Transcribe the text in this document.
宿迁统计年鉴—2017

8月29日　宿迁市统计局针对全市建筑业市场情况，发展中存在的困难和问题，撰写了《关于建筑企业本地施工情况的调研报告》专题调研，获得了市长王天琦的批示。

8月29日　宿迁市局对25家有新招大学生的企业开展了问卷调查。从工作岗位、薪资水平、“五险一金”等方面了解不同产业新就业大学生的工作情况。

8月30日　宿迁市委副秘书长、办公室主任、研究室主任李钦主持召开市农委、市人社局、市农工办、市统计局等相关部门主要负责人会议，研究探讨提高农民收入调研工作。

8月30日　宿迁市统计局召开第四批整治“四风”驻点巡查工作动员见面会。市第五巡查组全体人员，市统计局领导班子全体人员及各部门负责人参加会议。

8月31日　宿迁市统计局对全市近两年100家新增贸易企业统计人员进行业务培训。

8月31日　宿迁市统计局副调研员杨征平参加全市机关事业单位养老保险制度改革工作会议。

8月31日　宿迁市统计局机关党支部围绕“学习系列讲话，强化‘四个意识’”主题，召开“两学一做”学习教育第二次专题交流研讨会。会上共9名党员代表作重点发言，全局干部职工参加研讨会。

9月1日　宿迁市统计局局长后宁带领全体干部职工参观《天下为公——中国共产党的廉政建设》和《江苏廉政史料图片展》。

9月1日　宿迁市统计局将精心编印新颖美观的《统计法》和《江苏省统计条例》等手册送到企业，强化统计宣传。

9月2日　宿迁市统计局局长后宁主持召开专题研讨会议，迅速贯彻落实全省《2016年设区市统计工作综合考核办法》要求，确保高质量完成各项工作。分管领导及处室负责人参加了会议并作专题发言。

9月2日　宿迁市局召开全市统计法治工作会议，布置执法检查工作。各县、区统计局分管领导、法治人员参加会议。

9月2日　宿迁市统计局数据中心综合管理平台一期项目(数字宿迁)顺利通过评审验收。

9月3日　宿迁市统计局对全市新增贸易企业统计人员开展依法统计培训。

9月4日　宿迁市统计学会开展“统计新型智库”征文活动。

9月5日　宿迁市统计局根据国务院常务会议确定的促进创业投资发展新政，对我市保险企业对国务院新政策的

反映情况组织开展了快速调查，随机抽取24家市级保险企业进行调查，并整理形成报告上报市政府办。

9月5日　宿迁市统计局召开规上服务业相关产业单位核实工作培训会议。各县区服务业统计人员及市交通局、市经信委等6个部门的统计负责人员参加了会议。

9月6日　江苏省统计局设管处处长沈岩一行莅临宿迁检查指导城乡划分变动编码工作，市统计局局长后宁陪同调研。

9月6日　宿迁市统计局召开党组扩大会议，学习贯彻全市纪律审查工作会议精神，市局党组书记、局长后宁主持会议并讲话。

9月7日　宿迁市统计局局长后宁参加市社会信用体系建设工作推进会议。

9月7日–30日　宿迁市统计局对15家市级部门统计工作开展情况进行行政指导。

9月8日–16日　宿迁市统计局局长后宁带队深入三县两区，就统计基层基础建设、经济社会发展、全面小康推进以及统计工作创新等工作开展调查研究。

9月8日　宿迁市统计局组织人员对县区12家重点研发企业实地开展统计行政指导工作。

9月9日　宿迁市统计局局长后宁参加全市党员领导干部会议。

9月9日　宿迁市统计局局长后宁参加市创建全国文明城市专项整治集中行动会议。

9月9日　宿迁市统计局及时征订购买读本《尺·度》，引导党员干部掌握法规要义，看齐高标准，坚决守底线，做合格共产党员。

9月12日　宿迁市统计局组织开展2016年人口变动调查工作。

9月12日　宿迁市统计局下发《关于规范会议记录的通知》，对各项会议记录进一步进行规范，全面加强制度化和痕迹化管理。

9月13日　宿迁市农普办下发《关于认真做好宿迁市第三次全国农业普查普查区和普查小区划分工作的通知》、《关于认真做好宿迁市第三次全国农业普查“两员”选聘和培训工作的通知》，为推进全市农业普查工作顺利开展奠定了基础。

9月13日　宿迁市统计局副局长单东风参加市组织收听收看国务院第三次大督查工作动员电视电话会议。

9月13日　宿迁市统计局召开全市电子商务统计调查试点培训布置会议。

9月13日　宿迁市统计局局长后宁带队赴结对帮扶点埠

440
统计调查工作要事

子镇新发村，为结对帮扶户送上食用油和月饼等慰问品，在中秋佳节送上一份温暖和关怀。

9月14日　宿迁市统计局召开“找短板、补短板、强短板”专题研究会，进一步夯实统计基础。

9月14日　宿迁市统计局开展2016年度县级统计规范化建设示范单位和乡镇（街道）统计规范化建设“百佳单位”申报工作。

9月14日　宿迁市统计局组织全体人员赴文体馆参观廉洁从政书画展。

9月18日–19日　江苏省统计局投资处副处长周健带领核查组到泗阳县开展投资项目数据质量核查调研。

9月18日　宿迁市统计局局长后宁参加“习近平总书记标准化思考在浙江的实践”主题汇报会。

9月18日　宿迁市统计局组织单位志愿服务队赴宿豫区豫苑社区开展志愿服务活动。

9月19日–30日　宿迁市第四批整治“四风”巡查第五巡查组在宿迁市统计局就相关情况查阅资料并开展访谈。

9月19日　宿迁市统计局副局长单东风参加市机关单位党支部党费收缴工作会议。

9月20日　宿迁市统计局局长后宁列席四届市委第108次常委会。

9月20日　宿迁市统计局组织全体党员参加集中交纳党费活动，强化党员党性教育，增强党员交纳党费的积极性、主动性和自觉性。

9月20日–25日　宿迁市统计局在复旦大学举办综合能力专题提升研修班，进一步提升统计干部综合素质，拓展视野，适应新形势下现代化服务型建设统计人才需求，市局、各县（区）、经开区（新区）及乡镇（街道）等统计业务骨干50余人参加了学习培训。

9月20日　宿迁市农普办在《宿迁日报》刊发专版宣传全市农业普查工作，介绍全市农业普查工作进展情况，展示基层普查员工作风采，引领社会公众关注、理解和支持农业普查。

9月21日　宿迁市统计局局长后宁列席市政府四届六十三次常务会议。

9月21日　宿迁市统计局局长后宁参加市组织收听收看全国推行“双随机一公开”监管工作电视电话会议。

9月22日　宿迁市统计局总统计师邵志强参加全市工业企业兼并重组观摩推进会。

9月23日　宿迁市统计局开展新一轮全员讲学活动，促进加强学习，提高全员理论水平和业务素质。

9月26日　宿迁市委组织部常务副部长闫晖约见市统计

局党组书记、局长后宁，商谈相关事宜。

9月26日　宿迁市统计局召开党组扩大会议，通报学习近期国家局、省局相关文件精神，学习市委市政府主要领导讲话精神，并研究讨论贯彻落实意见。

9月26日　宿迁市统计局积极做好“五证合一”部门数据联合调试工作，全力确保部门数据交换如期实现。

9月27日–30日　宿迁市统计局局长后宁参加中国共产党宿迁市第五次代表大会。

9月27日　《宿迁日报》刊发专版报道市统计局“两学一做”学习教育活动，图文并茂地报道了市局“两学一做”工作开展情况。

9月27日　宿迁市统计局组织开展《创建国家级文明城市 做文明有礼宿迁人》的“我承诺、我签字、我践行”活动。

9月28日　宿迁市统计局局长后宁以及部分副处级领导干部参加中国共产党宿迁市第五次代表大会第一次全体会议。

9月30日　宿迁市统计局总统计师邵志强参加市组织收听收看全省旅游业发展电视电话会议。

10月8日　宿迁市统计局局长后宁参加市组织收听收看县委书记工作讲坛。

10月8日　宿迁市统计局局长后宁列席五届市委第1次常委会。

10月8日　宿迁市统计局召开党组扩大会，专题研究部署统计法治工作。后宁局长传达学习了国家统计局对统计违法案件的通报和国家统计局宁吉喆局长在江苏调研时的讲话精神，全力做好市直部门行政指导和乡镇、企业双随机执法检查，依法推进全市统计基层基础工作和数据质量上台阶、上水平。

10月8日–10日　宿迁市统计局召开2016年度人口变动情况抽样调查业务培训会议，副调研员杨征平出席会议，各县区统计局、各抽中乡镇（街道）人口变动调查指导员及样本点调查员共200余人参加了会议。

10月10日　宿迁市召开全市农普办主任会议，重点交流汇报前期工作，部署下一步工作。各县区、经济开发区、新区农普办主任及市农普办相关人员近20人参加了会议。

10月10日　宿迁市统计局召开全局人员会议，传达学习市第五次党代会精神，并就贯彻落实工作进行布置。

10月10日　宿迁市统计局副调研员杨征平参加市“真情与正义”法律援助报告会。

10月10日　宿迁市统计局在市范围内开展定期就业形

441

§ EXERCISE AIM
Return only the number of lines in the data above that include the word "宿迁日报".

§ CORRECT RESPONSE
2